_Objective_
Return all entries precisely as they stand, without the images.

_Records for this task_
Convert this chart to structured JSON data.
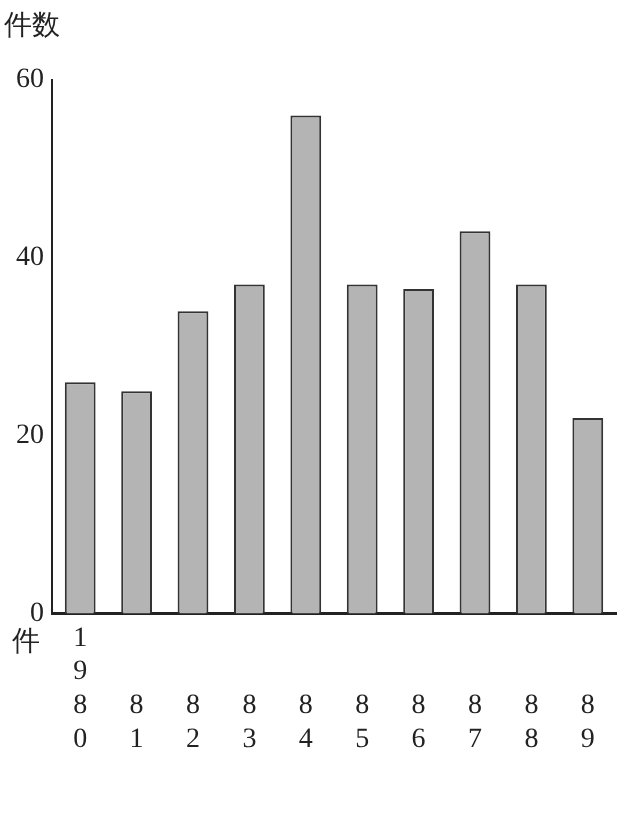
{
  "chart_data": {
    "type": "bar",
    "ylabel": "件数",
    "xlabel": "件",
    "categories": [
      "1980",
      "81",
      "82",
      "83",
      "84",
      "85",
      "86",
      "87",
      "88",
      "89"
    ],
    "values": [
      26,
      25,
      34,
      37,
      56,
      37,
      36.5,
      43,
      37,
      22
    ],
    "color": "#b4b4b4",
    "ylim": [
      0,
      60
    ],
    "yticks": [
      0,
      20,
      40,
      60
    ],
    "grid": false,
    "legend": false
  }
}
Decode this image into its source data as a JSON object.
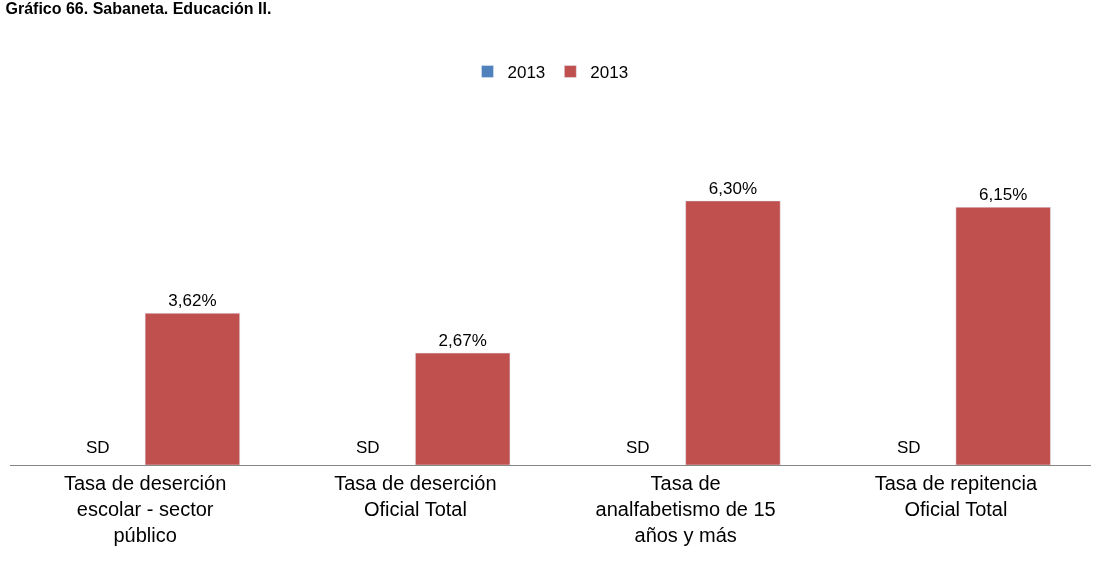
{
  "chart_data": {
    "type": "bar",
    "title": "Gráfico 66. Sabaneta. Educación II.",
    "categories": [
      "Tasa de deserción escolar - sector público",
      "Tasa de deserción Oficial Total",
      "Tasa de analfabetismo de 15 años y más",
      "Tasa de repitencia Oficial Total"
    ],
    "series": [
      {
        "name": "2013",
        "color": "#4f81bd",
        "values": [
          null,
          null,
          null,
          null
        ],
        "value_labels": [
          "SD",
          "SD",
          "SD",
          "SD"
        ]
      },
      {
        "name": "2013",
        "color": "#c0504d",
        "values": [
          3.62,
          2.67,
          6.3,
          6.15
        ],
        "value_labels": [
          "3,62%",
          "2,67%",
          "6,30%",
          "6,15%"
        ]
      }
    ],
    "legend": "top"
  }
}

_Solution for this problem_
Convert this chart to structured JSON data.
{
  "chart_data": {
    "type": "bar",
    "ylabel": "件数",
    "xlabel": "件",
    "categories": [
      "1980",
      "81",
      "82",
      "83",
      "84",
      "85",
      "86",
      "87",
      "88",
      "89"
    ],
    "values": [
      26,
      25,
      34,
      37,
      56,
      37,
      36.5,
      43,
      37,
      22
    ],
    "color": "#b4b4b4",
    "ylim": [
      0,
      60
    ],
    "yticks": [
      0,
      20,
      40,
      60
    ],
    "grid": false,
    "legend": false
  }
}
Decode this image into its source data as a JSON object.
{
  "chart_data": {
    "type": "bar",
    "title": "Gráfico 66. Sabaneta. Educación II.",
    "categories": [
      "Tasa de deserción escolar - sector público",
      "Tasa de deserción Oficial Total",
      "Tasa de analfabetismo de 15 años y más",
      "Tasa de repitencia Oficial Total"
    ],
    "series": [
      {
        "name": "2013",
        "color": "#4f81bd",
        "values": [
          null,
          null,
          null,
          null
        ],
        "value_labels": [
          "SD",
          "SD",
          "SD",
          "SD"
        ]
      },
      {
        "name": "2013",
        "color": "#c0504d",
        "values": [
          3.62,
          2.67,
          6.3,
          6.15
        ],
        "value_labels": [
          "3,62%",
          "2,67%",
          "6,30%",
          "6,15%"
        ]
      }
    ],
    "legend": "top"
  }
}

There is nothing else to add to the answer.